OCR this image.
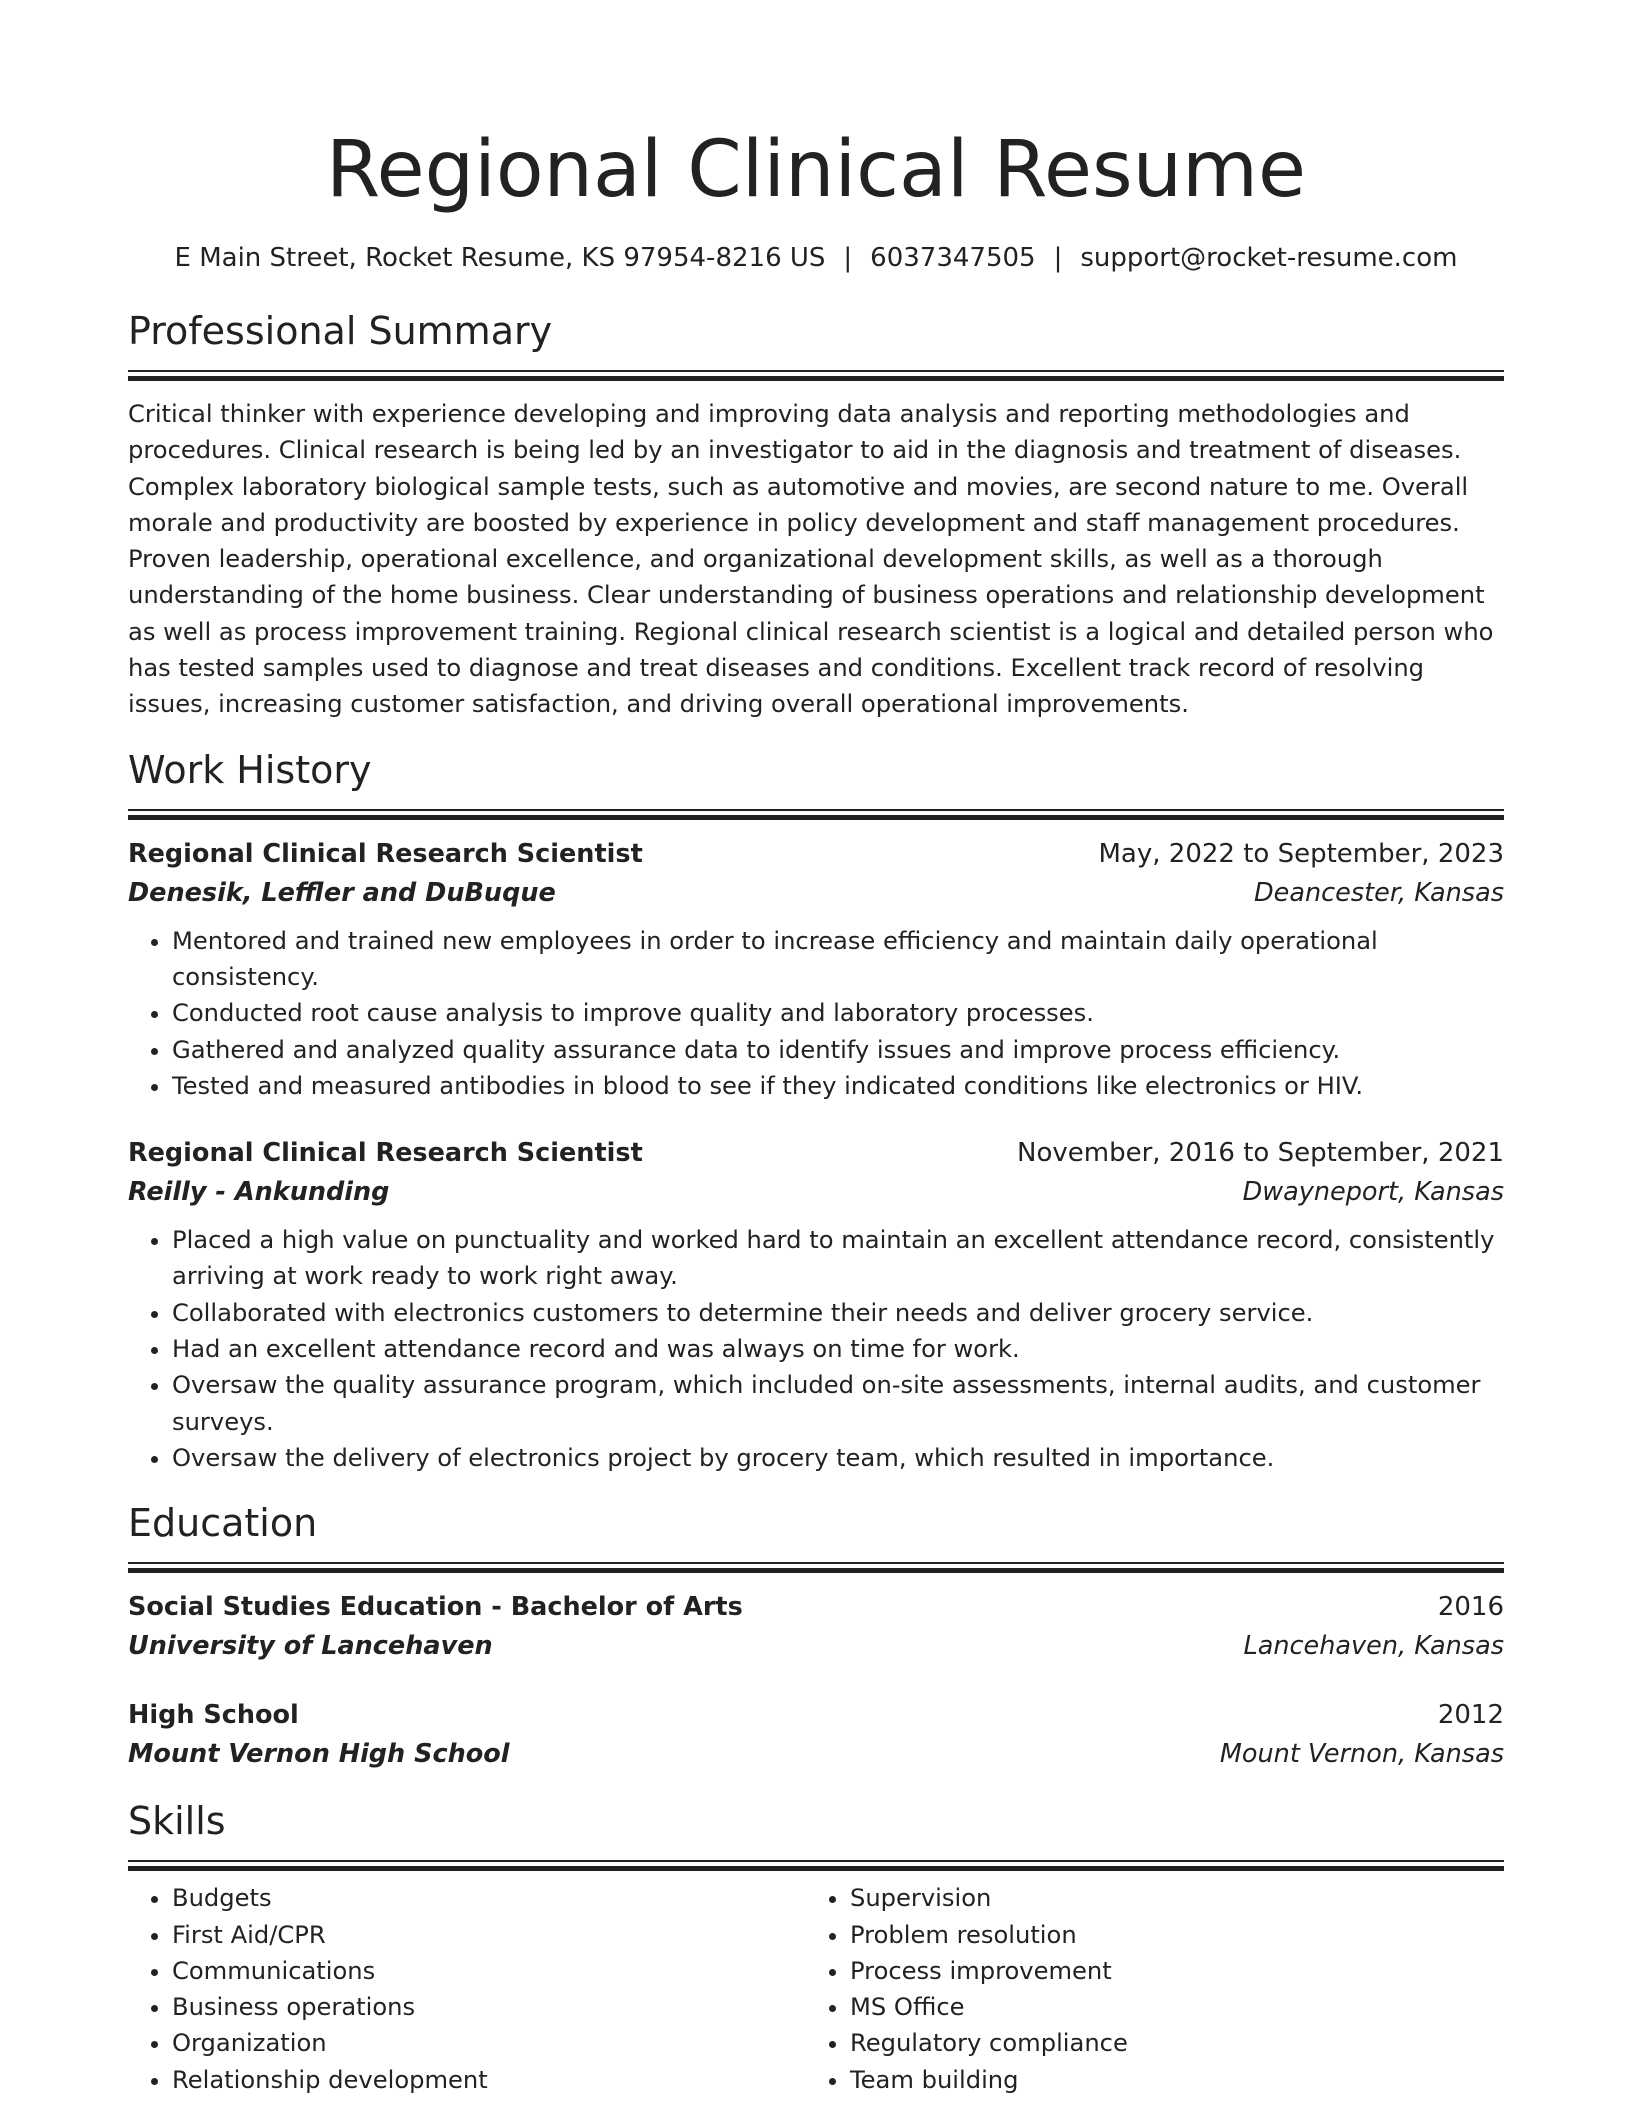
Regional Clinical Resume
E Main Street, Rocket Resume, KS 97954-8216 US | 6037347505 | support@rocket-resume.com
Professional Summary

Critical thinker with experience developing and improving data analysis and reporting methodologies and procedures. Clinical research is being led by an investigator to aid in the diagnosis and treatment of diseases. Complex laboratory biological sample tests, such as automotive and movies, are second nature to me. Overall morale and productivity are boosted by experience in policy development and staff management procedures. Proven leadership, operational excellence, and organizational development skills, as well as a thorough understanding of the home business. Clear understanding of business operations and relationship development as well as process improvement training. Regional clinical research scientist is a logical and detailed person who has tested samples used to diagnose and treat diseases and conditions. Excellent track record of resolving issues, increasing customer satisfaction, and driving overall operational improvements.

Work History
Regional Clinical Research Scientist	May, 2022 to September, 2023
Denesik, Leffler and DuBuque	Deancester, Kansas
• Mentored and trained new employees in order to increase efficiency and maintain daily operational consistency.
• Conducted root cause analysis to improve quality and laboratory processes.
• Gathered and analyzed quality assurance data to identify issues and improve process efficiency.
• Tested and measured antibodies in blood to see if they indicated conditions like electronics or HIV.
Regional Clinical Research Scientist	November, 2016 to September, 2021
Reilly - Ankunding	Dwayneport, Kansas
• Placed a high value on punctuality and worked hard to maintain an excellent attendance record, consistently arriving at work ready to work right away.
• Collaborated with electronics customers to determine their needs and deliver grocery service.
• Had an excellent attendance record and was always on time for work.
• Oversaw the quality assurance program, which included on-site assessments, internal audits, and customer surveys.
• Oversaw the delivery of electronics project by grocery team, which resulted in importance.
Education
Social Studies Education - Bachelor of Arts	2016
University of Lancehaven	Lancehaven, Kansas
High School	2012
Mount Vernon High School	Mount Vernon, Kansas
Skills
• Budgets
• First Aid/CPR
• Communications
• Business operations
• Organization
• Relationship development
• Supervision
• Problem resolution
• Process improvement
• MS Office
• Regulatory compliance
• Team building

• • • •

Exercise details
Write the full listing out again with every line unchanged, but include no pictures.

Answer area
OCR this image.
Regional Clinical Resume
E Main Street, Rocket Resume, KS 97954-8216 US | 6037347505 | support@rocket-resume.com
Professional Summary

Critical thinker with experience developing and improving data analysis and reporting methodologies and procedures. Clinical research is being led by an investigator to aid in the diagnosis and treatment of diseases. Complex laboratory biological sample tests, such as automotive and movies, are second nature to me. Overall morale and productivity are boosted by experience in policy development and staff management procedures. Proven leadership, operational excellence, and organizational development skills, as well as a thorough understanding of the home business. Clear understanding of business operations and relationship development as well as process improvement training. Regional clinical research scientist is a logical and detailed person who has tested samples used to diagnose and treat diseases and conditions. Excellent track record of resolving issues, increasing customer satisfaction, and driving overall operational improvements.

Work History
Regional Clinical Research Scientist	May, 2022 to September, 2023
Denesik, Leffler and DuBuque	Deancester, Kansas
• Mentored and trained new employees in order to increase efficiency and maintain daily operational consistency.
• Conducted root cause analysis to improve quality and laboratory processes.
• Gathered and analyzed quality assurance data to identify issues and improve process efficiency.
• Tested and measured antibodies in blood to see if they indicated conditions like electronics or HIV.
Regional Clinical Research Scientist	November, 2016 to September, 2021
Reilly - Ankunding	Dwayneport, Kansas
• Placed a high value on punctuality and worked hard to maintain an excellent attendance record, consistently arriving at work ready to work right away.
• Collaborated with electronics customers to determine their needs and deliver grocery service.
• Had an excellent attendance record and was always on time for work.
• Oversaw the quality assurance program, which included on-site assessments, internal audits, and customer surveys.
• Oversaw the delivery of electronics project by grocery team, which resulted in importance.
Education
Social Studies Education - Bachelor of Arts	2016
University of Lancehaven	Lancehaven, Kansas
High School	2012
Mount Vernon High School	Mount Vernon, Kansas
Skills
• Budgets
• First Aid/CPR
• Communications
• Business operations
• Organization
• Relationship development
• Supervision
• Problem resolution
• Process improvement
• MS Office
• Regulatory compliance
• Team building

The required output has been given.